RECORDS FOR THE EXERCISE
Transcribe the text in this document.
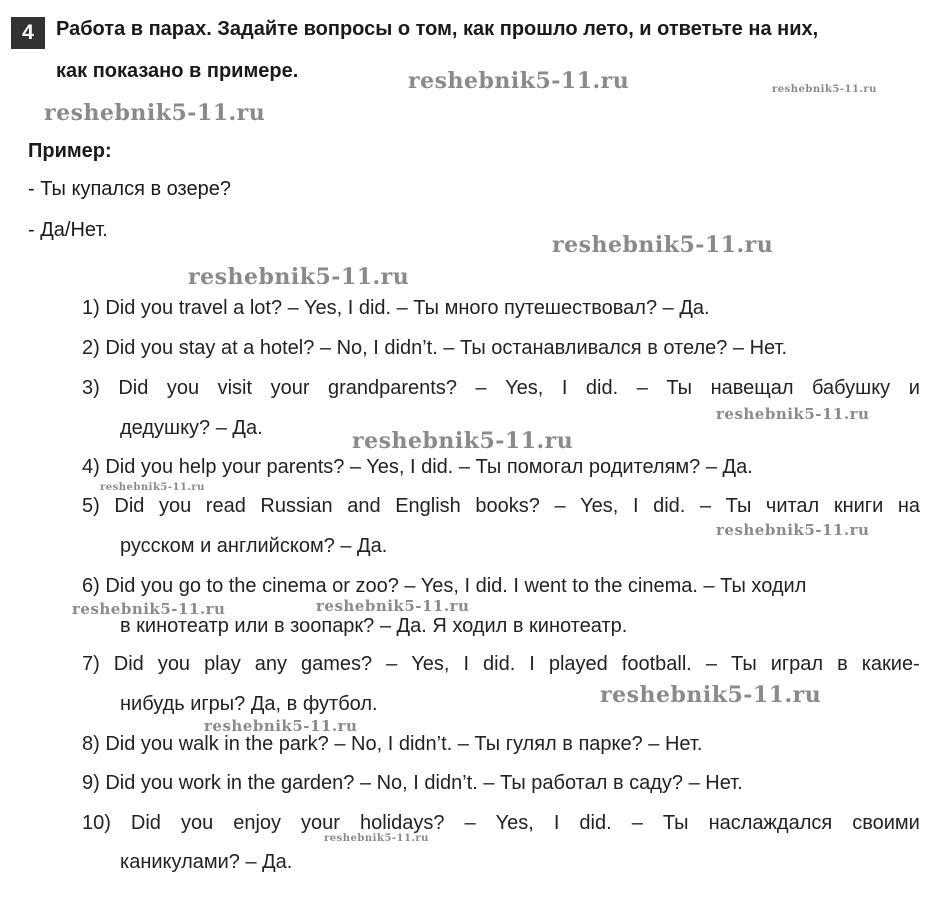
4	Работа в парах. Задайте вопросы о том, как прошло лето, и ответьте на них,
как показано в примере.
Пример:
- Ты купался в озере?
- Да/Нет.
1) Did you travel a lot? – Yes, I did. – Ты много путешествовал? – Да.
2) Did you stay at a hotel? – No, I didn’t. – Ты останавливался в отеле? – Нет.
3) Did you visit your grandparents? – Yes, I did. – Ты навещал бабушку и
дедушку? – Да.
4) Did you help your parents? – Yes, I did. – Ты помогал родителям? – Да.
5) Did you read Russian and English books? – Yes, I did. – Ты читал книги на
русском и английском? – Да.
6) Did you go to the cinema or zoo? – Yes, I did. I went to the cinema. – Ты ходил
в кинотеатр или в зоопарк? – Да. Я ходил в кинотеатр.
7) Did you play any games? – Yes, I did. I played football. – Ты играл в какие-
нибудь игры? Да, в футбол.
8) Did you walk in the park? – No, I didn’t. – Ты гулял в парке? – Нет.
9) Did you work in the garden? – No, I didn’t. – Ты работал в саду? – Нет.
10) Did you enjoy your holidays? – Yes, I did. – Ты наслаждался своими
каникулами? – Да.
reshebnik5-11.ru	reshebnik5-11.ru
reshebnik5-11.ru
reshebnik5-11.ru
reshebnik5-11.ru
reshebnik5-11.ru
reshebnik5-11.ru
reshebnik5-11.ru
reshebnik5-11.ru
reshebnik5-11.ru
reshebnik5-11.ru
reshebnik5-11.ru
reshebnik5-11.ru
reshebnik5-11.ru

DO THIS
Quote every line word for word and keep the images out of the copy.

COMPLETED EXERCISE
Transcribe the text in this document.
4	Работа в парах. Задайте вопросы о том, как прошло лето, и ответьте на них,
как показано в примере.
Пример:
- Ты купался в озере?
- Да/Нет.
1) Did you travel a lot? – Yes, I did. – Ты много путешествовал? – Да.
2) Did you stay at a hotel? – No, I didn’t. – Ты останавливался в отеле? – Нет.
3) Did you visit your grandparents? – Yes, I did. – Ты навещал бабушку и
дедушку? – Да.
4) Did you help your parents? – Yes, I did. – Ты помогал родителям? – Да.
5) Did you read Russian and English books? – Yes, I did. – Ты читал книги на
русском и английском? – Да.
6) Did you go to the cinema or zoo? – Yes, I did. I went to the cinema. – Ты ходил
в кинотеатр или в зоопарк? – Да. Я ходил в кинотеатр.
7) Did you play any games? – Yes, I did. I played football. – Ты играл в какие-
нибудь игры? Да, в футбол.
8) Did you walk in the park? – No, I didn’t. – Ты гулял в парке? – Нет.
9) Did you work in the garden? – No, I didn’t. – Ты работал в саду? – Нет.
10) Did you enjoy your holidays? – Yes, I did. – Ты наслаждался своими
каникулами? – Да.
reshebnik5-11.ru	reshebnik5-11.ru
reshebnik5-11.ru
reshebnik5-11.ru
reshebnik5-11.ru
reshebnik5-11.ru
reshebnik5-11.ru
reshebnik5-11.ru
reshebnik5-11.ru
reshebnik5-11.ru
reshebnik5-11.ru
reshebnik5-11.ru
reshebnik5-11.ru
reshebnik5-11.ru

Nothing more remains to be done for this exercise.